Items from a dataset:
-------------------------
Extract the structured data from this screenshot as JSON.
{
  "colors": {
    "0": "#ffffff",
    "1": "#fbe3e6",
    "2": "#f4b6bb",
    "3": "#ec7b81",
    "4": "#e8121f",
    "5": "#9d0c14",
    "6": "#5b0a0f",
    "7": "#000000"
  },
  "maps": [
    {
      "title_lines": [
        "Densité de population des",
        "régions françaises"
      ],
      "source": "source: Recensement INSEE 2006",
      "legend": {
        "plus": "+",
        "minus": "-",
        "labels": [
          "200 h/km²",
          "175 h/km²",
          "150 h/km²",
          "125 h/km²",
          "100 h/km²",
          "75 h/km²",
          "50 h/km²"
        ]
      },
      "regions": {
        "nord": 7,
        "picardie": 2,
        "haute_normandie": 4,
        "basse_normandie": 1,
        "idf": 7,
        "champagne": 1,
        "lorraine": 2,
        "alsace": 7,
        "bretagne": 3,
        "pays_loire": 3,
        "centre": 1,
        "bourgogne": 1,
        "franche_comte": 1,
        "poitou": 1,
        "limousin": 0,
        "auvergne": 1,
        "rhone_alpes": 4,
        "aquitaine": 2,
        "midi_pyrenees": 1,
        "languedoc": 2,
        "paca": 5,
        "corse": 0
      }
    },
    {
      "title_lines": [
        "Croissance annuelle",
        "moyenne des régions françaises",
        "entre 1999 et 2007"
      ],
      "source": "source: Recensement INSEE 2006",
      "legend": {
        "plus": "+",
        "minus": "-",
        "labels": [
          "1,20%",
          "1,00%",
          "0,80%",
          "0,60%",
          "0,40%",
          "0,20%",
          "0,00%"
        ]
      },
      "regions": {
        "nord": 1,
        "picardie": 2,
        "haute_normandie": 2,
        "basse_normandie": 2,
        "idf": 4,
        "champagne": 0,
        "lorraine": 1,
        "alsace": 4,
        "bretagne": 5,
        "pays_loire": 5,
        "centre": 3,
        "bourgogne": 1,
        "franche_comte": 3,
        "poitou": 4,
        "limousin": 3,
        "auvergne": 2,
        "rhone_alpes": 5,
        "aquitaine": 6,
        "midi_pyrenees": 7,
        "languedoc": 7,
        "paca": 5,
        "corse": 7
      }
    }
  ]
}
-------------------------
### What is expected:
Print all the data exactly.

### Result of this exercise:
Extract the structured data from this screenshot as JSON.
{
  "colors": {
    "0": "#ffffff",
    "1": "#fbe3e6",
    "2": "#f4b6bb",
    "3": "#ec7b81",
    "4": "#e8121f",
    "5": "#9d0c14",
    "6": "#5b0a0f",
    "7": "#000000"
  },
  "maps": [
    {
      "title_lines": [
        "Densité de population des",
        "régions françaises"
      ],
      "source": "source: Recensement INSEE 2006",
      "legend": {
        "plus": "+",
        "minus": "-",
        "labels": [
          "200 h/km²",
          "175 h/km²",
          "150 h/km²",
          "125 h/km²",
          "100 h/km²",
          "75 h/km²",
          "50 h/km²"
        ]
      },
      "regions": {
        "nord": 7,
        "picardie": 2,
        "haute_normandie": 4,
        "basse_normandie": 1,
        "idf": 7,
        "champagne": 1,
        "lorraine": 2,
        "alsace": 7,
        "bretagne": 3,
        "pays_loire": 3,
        "centre": 1,
        "bourgogne": 1,
        "franche_comte": 1,
        "poitou": 1,
        "limousin": 0,
        "auvergne": 1,
        "rhone_alpes": 4,
        "aquitaine": 2,
        "midi_pyrenees": 1,
        "languedoc": 2,
        "paca": 5,
        "corse": 0
      }
    },
    {
      "title_lines": [
        "Croissance annuelle",
        "moyenne des régions françaises",
        "entre 1999 et 2007"
      ],
      "source": "source: Recensement INSEE 2006",
      "legend": {
        "plus": "+",
        "minus": "-",
        "labels": [
          "1,20%",
          "1,00%",
          "0,80%",
          "0,60%",
          "0,40%",
          "0,20%",
          "0,00%"
        ]
      },
      "regions": {
        "nord": 1,
        "picardie": 2,
        "haute_normandie": 2,
        "basse_normandie": 2,
        "idf": 4,
        "champagne": 0,
        "lorraine": 1,
        "alsace": 4,
        "bretagne": 5,
        "pays_loire": 5,
        "centre": 3,
        "bourgogne": 1,
        "franche_comte": 3,
        "poitou": 4,
        "limousin": 3,
        "auvergne": 2,
        "rhone_alpes": 5,
        "aquitaine": 6,
        "midi_pyrenees": 7,
        "languedoc": 7,
        "paca": 5,
        "corse": 7
      }
    }
  ]
}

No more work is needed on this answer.